Stored data:

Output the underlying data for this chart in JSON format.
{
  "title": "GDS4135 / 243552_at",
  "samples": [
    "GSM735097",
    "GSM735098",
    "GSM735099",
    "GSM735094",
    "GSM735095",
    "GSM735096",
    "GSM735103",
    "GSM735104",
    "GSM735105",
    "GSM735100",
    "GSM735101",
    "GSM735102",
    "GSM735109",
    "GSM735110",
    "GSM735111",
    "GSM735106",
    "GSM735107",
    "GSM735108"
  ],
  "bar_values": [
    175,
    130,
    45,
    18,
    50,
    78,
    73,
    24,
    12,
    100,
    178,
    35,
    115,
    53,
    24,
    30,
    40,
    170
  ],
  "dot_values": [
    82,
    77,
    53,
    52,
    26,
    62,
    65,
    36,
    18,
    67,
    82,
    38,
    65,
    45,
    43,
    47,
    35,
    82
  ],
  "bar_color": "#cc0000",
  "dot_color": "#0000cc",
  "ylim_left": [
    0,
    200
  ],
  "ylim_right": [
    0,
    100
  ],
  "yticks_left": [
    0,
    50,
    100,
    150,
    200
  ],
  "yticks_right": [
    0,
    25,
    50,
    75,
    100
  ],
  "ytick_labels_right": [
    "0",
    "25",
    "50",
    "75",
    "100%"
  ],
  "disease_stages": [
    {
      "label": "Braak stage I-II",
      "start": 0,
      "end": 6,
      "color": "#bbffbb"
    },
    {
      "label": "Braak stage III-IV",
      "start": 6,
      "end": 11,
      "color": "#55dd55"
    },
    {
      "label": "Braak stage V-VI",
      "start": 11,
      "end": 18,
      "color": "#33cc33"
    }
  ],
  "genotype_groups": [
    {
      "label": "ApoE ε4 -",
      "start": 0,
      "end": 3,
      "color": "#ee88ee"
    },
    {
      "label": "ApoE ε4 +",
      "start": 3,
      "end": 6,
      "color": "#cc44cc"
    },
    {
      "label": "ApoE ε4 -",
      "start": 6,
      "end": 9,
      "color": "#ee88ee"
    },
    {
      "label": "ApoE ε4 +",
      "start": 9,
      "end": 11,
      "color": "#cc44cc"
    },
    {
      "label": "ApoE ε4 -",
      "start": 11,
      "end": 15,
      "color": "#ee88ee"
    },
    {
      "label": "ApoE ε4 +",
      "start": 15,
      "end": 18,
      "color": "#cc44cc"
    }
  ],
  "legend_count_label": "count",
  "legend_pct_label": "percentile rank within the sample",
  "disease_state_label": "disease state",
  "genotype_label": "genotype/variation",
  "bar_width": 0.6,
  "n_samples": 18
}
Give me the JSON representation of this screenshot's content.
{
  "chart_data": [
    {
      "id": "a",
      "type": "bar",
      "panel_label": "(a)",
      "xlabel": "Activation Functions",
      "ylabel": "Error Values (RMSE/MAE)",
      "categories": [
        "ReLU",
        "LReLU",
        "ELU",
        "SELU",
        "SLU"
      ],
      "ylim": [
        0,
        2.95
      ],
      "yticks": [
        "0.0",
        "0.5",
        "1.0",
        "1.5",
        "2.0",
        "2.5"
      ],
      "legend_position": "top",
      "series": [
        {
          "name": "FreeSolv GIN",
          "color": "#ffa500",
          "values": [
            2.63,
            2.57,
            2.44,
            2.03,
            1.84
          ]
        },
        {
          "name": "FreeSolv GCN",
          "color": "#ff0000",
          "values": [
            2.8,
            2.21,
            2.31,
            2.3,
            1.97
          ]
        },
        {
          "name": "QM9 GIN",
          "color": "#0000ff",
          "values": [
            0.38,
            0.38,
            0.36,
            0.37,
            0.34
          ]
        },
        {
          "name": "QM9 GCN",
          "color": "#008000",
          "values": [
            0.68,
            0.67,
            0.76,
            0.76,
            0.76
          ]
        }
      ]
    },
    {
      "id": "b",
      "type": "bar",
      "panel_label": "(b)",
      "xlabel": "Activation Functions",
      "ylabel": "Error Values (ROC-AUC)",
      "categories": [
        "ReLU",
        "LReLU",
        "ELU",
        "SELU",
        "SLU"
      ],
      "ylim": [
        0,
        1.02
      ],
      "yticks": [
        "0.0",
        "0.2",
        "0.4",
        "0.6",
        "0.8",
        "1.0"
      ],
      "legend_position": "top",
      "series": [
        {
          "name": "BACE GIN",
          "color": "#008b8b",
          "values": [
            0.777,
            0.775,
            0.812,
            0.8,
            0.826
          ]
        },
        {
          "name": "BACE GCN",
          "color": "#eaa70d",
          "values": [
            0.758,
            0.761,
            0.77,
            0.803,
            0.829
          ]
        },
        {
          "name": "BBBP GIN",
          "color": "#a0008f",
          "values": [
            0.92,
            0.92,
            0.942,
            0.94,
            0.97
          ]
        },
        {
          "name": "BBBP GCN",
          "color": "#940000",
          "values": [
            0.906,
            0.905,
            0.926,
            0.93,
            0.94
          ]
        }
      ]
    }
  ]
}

* [Goal] List each line of the entries that holds the string "Error".

* [Output of the exercise]
      "ylabel": "Error Values (RMSE/MAE)",
      "ylabel": "Error Values (ROC-AUC)",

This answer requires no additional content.